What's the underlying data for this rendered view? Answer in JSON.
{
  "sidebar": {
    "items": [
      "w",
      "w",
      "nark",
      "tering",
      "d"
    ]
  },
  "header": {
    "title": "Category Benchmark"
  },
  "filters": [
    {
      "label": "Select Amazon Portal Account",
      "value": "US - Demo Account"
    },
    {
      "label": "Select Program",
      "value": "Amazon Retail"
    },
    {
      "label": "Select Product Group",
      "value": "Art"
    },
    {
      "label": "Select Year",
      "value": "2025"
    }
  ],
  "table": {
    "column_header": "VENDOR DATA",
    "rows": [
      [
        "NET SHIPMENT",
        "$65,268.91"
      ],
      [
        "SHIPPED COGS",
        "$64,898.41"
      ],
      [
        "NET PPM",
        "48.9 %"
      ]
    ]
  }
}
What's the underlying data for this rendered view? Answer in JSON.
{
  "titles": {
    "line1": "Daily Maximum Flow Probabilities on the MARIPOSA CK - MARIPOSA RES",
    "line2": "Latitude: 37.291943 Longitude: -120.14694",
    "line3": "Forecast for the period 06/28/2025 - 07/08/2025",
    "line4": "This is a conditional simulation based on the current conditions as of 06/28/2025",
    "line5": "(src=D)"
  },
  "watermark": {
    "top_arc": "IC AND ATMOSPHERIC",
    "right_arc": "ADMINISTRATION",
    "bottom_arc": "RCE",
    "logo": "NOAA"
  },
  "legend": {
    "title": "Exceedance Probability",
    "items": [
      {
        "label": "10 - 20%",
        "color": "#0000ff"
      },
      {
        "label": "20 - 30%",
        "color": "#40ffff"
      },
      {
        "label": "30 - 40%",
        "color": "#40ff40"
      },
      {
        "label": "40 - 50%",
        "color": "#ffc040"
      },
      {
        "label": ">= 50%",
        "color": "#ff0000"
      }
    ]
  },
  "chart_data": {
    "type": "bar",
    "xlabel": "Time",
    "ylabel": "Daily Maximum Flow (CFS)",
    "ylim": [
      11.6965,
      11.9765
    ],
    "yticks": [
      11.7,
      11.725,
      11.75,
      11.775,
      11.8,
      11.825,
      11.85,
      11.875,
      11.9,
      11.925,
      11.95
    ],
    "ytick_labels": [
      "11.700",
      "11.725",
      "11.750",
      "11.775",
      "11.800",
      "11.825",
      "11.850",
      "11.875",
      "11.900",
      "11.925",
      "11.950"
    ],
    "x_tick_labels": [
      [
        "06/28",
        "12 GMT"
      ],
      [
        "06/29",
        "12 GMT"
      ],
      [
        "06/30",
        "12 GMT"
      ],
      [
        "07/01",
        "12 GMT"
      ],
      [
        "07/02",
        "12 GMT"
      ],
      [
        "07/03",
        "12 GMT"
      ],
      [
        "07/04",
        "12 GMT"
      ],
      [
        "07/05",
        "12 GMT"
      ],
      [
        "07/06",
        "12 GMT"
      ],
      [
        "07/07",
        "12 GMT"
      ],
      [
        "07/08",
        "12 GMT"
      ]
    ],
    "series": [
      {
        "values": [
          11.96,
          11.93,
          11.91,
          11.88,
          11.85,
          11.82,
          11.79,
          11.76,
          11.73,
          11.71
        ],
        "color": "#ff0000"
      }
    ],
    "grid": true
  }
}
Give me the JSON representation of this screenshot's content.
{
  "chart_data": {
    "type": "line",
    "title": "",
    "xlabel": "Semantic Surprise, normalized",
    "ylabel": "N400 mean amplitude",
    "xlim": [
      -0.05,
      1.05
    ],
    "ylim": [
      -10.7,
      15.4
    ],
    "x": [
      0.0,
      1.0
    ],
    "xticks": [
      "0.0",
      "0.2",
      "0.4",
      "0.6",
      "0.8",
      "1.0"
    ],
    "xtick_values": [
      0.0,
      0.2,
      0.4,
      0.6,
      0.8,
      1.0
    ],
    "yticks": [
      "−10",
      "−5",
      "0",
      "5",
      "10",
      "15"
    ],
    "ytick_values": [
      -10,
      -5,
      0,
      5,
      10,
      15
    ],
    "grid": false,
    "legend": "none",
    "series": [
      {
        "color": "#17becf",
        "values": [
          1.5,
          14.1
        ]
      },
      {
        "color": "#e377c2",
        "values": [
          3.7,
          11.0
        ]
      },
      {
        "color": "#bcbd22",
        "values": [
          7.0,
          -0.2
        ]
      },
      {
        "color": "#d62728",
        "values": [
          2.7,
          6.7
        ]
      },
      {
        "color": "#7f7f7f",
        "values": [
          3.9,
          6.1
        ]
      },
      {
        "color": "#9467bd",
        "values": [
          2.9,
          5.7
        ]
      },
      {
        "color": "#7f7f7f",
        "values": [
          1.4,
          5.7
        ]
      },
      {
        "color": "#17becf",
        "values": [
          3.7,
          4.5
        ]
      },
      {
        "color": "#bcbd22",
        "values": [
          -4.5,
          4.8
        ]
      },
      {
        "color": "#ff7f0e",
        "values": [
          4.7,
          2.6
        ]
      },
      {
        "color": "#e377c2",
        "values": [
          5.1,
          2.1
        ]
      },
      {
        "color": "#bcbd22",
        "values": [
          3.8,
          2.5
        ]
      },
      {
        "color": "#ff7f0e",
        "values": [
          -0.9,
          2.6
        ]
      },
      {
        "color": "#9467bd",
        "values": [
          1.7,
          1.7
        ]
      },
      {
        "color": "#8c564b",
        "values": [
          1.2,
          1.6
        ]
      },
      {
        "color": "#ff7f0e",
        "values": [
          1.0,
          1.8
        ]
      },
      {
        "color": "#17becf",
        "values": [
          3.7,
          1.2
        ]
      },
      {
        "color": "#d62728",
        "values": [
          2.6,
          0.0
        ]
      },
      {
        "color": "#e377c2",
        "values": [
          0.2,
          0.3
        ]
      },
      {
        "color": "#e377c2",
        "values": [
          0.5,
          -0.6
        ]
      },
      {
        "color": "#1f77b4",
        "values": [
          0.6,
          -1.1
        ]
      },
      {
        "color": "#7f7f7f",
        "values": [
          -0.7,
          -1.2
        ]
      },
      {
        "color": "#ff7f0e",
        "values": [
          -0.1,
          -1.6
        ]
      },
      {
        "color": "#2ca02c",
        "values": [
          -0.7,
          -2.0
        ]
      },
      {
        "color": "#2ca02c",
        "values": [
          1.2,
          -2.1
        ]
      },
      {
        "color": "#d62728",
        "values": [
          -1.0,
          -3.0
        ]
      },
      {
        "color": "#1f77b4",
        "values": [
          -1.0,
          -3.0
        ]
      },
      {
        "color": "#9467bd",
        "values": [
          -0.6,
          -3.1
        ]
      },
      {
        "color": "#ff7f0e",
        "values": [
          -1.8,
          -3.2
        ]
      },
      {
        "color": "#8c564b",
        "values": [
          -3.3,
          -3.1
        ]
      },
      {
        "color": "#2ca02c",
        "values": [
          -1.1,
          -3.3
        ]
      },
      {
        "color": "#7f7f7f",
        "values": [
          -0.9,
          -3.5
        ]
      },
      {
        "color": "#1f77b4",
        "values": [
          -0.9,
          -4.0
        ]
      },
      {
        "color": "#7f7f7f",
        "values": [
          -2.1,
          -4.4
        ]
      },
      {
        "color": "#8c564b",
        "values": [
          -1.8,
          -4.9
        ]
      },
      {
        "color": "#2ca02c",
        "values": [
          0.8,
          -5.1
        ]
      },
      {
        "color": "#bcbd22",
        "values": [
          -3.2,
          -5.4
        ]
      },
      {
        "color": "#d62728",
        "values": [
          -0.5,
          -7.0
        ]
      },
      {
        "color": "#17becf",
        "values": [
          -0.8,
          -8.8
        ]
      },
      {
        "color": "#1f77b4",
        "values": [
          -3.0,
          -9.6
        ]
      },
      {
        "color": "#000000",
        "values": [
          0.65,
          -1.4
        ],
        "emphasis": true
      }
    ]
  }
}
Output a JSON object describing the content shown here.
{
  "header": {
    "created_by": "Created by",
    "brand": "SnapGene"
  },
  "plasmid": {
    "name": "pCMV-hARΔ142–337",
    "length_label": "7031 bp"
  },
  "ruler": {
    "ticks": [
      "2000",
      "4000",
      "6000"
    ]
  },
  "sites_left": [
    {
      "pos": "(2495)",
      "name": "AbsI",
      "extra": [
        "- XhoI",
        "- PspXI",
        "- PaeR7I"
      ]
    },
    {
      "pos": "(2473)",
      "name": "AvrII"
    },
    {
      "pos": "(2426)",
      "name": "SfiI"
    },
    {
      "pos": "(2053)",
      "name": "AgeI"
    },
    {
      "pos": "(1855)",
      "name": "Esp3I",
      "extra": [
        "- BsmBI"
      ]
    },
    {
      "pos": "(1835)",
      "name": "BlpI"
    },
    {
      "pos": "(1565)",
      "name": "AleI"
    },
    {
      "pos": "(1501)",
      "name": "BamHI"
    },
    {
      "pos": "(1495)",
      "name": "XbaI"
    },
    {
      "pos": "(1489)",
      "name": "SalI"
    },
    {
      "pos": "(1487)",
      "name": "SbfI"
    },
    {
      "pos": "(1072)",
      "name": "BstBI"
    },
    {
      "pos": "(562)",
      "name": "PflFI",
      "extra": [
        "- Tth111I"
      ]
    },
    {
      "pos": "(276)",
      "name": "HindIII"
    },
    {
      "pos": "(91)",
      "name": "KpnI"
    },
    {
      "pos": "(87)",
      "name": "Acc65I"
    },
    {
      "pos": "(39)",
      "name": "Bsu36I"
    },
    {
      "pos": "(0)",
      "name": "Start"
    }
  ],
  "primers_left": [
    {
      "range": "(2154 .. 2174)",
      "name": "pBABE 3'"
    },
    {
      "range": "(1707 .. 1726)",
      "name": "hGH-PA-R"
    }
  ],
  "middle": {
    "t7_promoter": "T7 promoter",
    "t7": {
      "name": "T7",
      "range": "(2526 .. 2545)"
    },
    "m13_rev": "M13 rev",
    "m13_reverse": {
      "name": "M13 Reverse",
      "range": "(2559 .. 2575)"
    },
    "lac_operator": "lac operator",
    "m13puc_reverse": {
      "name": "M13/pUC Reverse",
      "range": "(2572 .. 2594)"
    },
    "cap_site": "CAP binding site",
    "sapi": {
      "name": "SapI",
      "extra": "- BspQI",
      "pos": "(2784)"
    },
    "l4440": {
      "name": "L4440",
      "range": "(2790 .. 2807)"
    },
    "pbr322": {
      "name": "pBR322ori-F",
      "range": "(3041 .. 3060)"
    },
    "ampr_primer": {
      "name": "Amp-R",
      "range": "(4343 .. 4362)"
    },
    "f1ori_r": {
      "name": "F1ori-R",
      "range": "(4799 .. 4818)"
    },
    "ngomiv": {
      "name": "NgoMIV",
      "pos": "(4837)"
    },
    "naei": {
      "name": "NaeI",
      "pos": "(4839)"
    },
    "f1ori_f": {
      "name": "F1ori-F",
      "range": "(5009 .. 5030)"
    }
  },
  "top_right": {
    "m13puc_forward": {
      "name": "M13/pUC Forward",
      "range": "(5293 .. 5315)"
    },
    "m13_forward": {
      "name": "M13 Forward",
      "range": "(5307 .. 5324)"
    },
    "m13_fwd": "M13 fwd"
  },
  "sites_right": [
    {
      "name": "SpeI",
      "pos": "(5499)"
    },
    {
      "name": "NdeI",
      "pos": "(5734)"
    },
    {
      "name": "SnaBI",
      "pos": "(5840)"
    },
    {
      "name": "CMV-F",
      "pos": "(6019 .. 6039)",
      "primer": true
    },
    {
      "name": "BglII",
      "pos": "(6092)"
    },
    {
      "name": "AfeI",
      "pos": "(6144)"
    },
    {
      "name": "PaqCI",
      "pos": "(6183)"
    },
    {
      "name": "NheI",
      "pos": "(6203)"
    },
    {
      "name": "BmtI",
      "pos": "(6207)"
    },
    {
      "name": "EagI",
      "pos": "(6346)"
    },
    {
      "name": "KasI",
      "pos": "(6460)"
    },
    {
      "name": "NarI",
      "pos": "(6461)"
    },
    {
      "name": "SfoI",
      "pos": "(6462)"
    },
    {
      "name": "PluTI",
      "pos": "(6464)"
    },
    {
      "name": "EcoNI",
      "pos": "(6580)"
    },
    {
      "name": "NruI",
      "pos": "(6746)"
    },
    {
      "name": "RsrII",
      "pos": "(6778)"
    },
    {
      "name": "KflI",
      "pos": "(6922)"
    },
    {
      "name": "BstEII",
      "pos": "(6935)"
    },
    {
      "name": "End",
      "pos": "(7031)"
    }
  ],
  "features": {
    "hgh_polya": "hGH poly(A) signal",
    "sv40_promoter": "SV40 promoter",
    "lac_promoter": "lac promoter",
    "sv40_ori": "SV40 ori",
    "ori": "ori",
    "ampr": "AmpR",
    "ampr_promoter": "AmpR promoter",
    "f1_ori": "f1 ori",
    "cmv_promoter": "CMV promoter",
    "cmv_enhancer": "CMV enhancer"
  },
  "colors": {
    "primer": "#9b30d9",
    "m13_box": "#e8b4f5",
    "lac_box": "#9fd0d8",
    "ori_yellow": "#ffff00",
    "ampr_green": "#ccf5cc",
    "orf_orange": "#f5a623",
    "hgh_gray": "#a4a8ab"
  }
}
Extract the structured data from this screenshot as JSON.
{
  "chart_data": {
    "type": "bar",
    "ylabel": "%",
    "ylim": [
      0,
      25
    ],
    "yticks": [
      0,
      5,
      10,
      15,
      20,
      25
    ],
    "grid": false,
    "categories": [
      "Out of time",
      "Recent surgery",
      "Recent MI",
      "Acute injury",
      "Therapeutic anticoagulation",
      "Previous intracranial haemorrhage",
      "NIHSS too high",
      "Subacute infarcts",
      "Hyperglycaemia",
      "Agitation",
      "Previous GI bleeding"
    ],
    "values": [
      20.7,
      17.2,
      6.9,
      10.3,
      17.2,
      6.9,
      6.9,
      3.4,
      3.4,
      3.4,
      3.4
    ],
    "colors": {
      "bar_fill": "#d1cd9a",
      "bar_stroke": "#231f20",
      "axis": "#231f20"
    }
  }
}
********************
[REQUIRED TASK] Return all lines with the word "content" in them.

[EXERCISE OUTPUT]
Give me the JSON representation of this screenshot's content.
Output a JSON object describing the content shown here.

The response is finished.